[DOKUMENTAUSZUG]
☆ ☆ ☆ ☆ ☆ ☆ ☆

# Pufferbatterie für S7 300 mit Stecker



## Bender25 (26 April 2010)

Hallo zusammen. 

Vieleicht kann mir einer helfen. Ich suche nach einer Pufferbatterie für eine 300er allerdings mit angelötetem Kabel/Stecker. Leider finde ich im Siemens Katalog nur die ohne Stecker dran (6ES7971-1AA00-0AA0). 
Vieleicht hat ja noch einer die Bestellnummer hierfür


----------



## Paule (26 April 2010)

Bender25 schrieb:


> Hallo zusammen.
> 
> Vieleicht kann mir einer helfen. Ich suche nach einer Pufferbatterie für eine 300er allerdings mit angelötetem Kabel/Stecker. Leider finde ich im Siemens Katalog nur die ohne Stecker dran (6ES7971-1AA00-0AA0).
> Vieleicht hat ja noch einer die Bestellnummer hierfür


Ich habe gerade ein Batterie mit Stecker vor mir liegen, und da steht genau diese Nummer drauf.


----------



## Bender25 (26 April 2010)

hm komisch.. Dann muss ich nocheinmal schaun bzw den Kollege fragen. Danke mal!!!

☆ ☆ ☆ ☆ ☆ ☆ ☆

Datensatzeinträge
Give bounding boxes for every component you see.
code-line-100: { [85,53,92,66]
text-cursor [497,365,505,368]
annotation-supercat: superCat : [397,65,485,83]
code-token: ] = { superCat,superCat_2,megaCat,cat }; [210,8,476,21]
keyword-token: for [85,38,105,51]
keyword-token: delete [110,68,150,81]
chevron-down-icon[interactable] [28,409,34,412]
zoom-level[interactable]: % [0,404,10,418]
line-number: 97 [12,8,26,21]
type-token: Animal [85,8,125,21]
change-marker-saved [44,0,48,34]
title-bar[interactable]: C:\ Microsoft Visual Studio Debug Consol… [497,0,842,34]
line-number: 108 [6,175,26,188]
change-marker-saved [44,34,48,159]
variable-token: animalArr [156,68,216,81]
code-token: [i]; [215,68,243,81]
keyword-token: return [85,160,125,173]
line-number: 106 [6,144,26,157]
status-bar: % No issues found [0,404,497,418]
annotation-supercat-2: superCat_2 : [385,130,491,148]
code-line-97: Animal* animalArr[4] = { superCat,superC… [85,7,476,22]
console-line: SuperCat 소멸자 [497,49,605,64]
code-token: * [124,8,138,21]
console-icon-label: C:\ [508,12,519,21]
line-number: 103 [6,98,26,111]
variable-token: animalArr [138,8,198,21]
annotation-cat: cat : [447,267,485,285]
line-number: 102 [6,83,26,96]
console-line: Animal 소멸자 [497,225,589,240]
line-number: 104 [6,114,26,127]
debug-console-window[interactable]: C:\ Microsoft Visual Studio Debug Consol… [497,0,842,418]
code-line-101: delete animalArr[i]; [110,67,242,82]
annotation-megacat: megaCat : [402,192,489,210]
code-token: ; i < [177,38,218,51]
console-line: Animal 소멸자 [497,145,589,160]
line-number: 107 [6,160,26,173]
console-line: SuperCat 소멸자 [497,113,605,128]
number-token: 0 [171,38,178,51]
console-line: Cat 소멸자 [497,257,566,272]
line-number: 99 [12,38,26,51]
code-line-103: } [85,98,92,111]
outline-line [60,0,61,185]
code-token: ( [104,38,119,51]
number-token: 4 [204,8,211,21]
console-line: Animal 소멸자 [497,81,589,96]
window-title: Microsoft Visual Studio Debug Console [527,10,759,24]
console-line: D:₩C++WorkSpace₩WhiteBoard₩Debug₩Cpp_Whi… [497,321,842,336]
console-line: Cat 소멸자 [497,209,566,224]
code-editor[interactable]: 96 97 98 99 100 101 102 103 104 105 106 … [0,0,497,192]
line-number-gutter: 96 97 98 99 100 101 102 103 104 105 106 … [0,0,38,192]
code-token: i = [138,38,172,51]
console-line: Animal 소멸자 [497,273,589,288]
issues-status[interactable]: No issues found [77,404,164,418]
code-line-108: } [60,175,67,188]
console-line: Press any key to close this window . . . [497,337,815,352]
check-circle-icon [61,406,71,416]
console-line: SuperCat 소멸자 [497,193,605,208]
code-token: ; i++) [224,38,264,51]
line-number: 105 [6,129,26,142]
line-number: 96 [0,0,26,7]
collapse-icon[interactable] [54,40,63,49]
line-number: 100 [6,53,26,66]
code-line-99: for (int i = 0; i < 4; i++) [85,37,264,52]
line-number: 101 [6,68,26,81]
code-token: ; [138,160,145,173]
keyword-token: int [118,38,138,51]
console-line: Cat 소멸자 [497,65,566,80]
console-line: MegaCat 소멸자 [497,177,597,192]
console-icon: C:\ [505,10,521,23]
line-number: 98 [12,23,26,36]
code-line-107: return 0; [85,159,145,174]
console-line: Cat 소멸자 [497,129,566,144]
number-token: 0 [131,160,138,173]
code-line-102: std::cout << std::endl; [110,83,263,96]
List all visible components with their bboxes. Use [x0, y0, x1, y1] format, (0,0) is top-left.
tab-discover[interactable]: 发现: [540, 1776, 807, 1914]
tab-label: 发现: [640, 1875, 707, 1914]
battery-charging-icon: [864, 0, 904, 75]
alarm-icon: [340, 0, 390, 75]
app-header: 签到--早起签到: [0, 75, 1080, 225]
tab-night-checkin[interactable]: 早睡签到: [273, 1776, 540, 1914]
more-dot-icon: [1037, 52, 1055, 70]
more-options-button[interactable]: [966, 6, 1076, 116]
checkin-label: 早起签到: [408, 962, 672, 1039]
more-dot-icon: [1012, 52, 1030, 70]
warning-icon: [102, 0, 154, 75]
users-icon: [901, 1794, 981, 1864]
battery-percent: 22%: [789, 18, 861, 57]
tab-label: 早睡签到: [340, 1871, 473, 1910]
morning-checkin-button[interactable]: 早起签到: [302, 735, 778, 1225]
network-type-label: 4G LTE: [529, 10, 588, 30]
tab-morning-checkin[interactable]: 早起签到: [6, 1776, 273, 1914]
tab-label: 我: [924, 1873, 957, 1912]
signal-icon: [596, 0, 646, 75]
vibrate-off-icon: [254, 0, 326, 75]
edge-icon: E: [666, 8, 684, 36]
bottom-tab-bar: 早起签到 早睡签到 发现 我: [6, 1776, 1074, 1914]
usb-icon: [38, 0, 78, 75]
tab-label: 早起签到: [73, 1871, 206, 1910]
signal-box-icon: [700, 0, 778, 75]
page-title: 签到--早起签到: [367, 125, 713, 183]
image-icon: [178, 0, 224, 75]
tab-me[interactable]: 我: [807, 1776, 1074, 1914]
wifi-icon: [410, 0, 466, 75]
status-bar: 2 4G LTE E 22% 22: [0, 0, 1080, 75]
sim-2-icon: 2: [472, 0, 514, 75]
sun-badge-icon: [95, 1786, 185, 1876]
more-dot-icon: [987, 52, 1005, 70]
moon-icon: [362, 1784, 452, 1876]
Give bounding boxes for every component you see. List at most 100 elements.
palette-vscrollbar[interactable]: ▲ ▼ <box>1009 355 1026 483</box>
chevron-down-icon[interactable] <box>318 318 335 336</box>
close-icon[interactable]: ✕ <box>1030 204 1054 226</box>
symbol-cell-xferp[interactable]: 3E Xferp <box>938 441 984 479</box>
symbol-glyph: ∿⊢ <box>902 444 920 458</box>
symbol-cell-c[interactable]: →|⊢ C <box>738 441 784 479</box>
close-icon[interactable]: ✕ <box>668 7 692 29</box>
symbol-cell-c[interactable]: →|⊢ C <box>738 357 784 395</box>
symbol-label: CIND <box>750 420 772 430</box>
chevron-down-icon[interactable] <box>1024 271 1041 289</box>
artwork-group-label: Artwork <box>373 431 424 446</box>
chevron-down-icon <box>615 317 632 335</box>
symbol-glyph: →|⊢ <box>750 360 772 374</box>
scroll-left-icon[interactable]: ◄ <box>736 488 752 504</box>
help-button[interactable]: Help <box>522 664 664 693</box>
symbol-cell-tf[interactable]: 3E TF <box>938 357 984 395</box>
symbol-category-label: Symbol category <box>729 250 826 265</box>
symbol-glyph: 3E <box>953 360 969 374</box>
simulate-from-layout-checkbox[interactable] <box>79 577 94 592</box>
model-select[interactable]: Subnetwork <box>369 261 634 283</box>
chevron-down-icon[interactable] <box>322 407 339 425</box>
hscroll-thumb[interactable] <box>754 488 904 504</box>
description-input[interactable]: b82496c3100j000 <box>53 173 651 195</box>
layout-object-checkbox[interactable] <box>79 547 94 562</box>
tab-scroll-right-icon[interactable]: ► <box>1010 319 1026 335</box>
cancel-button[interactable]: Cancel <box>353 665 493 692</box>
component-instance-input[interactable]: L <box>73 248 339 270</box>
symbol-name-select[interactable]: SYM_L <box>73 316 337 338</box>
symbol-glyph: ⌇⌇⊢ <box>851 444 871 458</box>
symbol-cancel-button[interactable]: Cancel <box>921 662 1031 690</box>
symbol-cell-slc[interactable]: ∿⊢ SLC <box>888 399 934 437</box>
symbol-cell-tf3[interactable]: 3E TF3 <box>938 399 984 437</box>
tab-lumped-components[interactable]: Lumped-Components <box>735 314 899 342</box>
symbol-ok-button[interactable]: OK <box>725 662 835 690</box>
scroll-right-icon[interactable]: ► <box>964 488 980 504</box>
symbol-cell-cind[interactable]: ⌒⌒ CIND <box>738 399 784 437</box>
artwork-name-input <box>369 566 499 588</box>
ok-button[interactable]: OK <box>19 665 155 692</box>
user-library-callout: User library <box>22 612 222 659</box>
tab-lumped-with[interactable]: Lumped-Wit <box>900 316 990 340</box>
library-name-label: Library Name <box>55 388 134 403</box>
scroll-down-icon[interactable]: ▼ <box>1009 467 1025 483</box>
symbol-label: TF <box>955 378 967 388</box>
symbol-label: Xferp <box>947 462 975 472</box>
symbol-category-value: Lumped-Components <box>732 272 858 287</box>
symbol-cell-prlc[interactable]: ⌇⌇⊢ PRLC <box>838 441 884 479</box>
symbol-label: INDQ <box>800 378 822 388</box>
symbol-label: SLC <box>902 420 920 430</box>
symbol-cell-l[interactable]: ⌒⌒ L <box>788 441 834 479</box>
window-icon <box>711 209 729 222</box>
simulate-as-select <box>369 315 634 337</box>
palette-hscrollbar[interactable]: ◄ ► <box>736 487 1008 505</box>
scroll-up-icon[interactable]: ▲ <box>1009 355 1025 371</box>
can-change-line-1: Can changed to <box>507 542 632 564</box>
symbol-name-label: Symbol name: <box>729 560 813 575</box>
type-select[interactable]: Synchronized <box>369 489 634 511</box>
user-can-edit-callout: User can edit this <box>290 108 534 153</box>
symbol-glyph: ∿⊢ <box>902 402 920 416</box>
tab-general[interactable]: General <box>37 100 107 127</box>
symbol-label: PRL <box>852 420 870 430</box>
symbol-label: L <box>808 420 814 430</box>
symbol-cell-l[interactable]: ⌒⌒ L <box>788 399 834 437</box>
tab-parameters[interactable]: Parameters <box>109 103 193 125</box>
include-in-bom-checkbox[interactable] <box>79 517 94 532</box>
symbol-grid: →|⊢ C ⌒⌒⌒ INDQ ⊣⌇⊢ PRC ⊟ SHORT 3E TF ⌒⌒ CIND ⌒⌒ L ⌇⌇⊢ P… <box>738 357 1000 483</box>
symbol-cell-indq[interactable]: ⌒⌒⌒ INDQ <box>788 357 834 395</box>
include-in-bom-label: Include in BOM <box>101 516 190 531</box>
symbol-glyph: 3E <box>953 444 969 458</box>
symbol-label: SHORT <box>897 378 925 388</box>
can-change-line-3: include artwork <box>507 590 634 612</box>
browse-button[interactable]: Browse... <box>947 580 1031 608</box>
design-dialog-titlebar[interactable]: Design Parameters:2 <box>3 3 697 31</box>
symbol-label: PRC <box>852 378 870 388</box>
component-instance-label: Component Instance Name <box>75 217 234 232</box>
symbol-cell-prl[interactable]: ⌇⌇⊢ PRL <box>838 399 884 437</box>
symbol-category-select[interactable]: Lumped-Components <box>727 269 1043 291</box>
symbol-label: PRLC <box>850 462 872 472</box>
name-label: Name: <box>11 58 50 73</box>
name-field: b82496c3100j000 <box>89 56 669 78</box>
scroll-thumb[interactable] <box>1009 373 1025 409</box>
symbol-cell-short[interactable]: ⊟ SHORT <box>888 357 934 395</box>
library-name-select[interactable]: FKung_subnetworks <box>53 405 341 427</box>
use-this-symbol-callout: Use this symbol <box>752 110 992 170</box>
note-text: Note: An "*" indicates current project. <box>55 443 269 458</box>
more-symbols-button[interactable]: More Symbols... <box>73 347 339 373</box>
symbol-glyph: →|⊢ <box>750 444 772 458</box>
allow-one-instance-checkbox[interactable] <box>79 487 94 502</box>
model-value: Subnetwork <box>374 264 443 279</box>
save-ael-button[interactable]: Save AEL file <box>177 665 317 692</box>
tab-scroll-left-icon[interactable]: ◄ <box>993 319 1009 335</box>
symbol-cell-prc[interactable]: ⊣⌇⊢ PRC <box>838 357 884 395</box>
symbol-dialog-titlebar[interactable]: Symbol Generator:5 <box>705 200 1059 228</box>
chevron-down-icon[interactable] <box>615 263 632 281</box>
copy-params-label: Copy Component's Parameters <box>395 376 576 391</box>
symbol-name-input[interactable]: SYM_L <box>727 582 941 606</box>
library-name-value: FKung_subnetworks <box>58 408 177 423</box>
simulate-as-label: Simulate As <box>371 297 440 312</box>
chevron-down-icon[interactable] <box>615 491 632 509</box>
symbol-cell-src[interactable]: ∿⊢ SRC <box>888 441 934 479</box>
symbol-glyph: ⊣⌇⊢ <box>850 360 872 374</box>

☆ ☆ ☆ ☆ ☆ ☆ ☆

[AUFGABE]
Welche Nummer steht laut dem Dokumentauszug auf der Batterie mit Stecker, die Paule gerade vor sich liegen hat? Die Daten werden hier nicht gebraucht.

[ERGEBNIS]
6ES7971-1AA00-0AA0